YOUR TASK => Check each line for the string "návsi". Give only the count of lines that have it.

Dataset items
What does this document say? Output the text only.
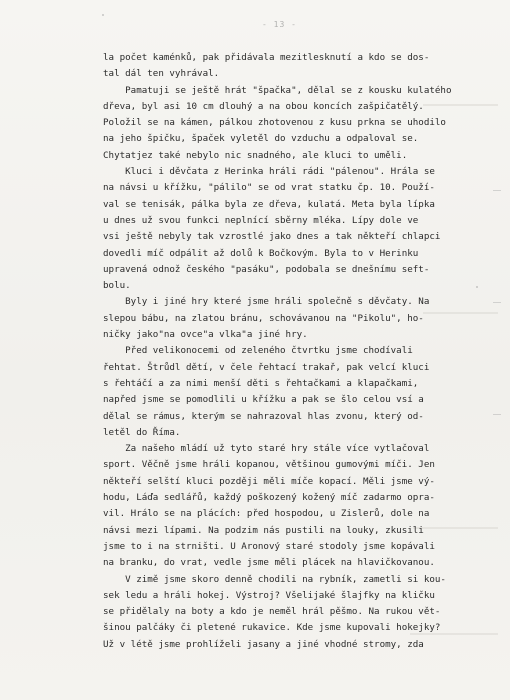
- 13 -
la počet kaménků, pak přidávala mezitlesknutí a kdo se dos-
tal dál ten vyhrával.
Pamatuji se ještě hrát "špačka", dělal se z kousku kulatého
dřeva, byl asi 10 cm dlouhý a na obou koncích zašpičatělý.
Položil se na kámen, pálkou zhotovenou z kusu prkna se uhodilo
na jeho špičku, špaček vyletěl do vzduchu a odpaloval se.
Chytatjez také nebylo nic snadného, ale kluci to uměli.
Kluci i děvčata z Herinka hráli rádi "pálenou". Hrála se
na návsi u křížku, "pálilo" se od vrat statku čp. 10. Použí-
val se tenisák, pálka byla ze dřeva, kulatá. Meta byla lípka
u dnes už svou funkci neplnící sběrny mléka. Lípy dole ve
vsi ještě nebyly tak vzrostlé jako dnes a tak někteří chlapci
dovedli míč odpálit až dolů k Bočkovým. Byla to v Herinku
upravená odnož českého "pasáku", podobala se dnešnímu seft-
bolu.
Byly i jiné hry které jsme hráli společně s děvčaty. Na
slepou bábu, na zlatou bránu, schovávanou na "Pikolu", ho-
ničky jako"na ovce"a vlka"a jiné hry.
Před velikonocemi od zeleného čtvrtku jsme chodívali
řehtat. Štrůdl dětí, v čele řehtací trakař, pak velcí kluci
s řehtáčí a za nimi menší děti s řehtačkami a klapačkami,
napřed jsme se pomodlili u křížku a pak se šlo celou vsí a
dělal se rámus, kterým se nahrazoval hlas zvonu, který od-
letěl do Říma.
Za našeho mládí už tyto staré hry stále více vytlačoval
sport. Věčně jsme hráli kopanou, většinou gumovými míči. Jen
někteří selští kluci později měli míče kopací. Měli jsme vý-
hodu, Láďa sedlářů, každý poškozený kožený míč zadarmo opra-
vil. Hrálo se na plácích: před hospodou, u Zislerů, dole na
návsi mezi lípami. Na podzim nás pustili na louky, zkusili
jsme to i na strništi. U Aronový staré stodoly jsme kopávali
na branku, do vrat, vedle jsme měli plácek na hlavičkovanou.
V zimě jsme skoro denně chodili na rybník, zametli si kou-
sek ledu a hráli hokej. Výstroj? Všelijaké šlajfky na kličku
se přidělaly na boty a kdo je neměl hrál pěšmo. Na rukou vět-
šinou palčáky či pletené rukavice. Kde jsme kupovali hokejky?
Už v létě jsme prohlíželi jasany a jiné vhodné stromy, zda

ANSWER FOR THIS EXERCISE => 2